● YOUR INSTRUCTIONS
Copy each line that contains the string "Negocio".

[Data records]
============

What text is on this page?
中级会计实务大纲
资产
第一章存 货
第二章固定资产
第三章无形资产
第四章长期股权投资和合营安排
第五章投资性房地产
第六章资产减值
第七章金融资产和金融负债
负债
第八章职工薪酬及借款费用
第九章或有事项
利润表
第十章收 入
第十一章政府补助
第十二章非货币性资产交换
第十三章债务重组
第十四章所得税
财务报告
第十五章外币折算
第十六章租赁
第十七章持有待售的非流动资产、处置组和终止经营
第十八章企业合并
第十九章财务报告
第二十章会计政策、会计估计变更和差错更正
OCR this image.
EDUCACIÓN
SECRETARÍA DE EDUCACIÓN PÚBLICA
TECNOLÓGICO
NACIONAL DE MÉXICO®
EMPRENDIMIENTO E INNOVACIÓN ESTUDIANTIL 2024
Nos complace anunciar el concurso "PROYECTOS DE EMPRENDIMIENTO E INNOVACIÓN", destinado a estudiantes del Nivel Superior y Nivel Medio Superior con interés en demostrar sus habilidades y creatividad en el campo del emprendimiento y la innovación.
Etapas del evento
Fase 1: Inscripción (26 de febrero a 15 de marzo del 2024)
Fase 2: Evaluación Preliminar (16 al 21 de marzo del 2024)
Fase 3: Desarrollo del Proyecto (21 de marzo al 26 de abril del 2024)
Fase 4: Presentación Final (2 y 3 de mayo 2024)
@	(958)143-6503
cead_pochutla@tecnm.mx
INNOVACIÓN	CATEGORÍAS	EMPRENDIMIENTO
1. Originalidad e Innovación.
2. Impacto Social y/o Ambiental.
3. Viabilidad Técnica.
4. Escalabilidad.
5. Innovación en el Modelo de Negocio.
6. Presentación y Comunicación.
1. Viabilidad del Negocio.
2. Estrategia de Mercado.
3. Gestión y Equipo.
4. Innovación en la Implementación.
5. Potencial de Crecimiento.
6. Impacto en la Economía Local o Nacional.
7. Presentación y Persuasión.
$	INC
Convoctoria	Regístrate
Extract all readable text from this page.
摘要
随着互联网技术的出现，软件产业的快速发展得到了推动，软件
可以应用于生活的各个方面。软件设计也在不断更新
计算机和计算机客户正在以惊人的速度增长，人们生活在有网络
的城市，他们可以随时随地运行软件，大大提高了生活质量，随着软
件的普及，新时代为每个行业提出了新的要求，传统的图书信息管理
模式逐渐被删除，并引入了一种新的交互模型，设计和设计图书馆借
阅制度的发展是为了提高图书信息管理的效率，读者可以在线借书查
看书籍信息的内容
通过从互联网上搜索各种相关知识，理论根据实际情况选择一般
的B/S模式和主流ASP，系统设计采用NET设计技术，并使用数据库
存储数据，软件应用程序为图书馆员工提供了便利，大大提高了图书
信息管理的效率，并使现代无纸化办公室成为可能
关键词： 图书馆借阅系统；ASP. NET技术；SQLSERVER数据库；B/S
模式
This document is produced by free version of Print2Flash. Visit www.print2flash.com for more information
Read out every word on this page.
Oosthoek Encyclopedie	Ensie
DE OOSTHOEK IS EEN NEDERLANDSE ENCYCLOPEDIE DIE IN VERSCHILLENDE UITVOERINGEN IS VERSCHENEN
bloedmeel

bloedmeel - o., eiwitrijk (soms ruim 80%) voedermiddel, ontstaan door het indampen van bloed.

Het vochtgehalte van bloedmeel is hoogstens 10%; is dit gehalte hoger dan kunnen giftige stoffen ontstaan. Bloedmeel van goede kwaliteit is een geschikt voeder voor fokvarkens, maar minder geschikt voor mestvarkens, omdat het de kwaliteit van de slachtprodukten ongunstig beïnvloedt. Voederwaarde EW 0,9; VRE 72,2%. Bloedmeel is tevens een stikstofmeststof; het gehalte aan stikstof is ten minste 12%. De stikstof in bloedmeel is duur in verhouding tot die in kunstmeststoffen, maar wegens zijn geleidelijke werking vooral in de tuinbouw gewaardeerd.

============

● TASK RESPONSE
5. Innovación en el Modelo de Negocio.
1. Viabilidad del Negocio.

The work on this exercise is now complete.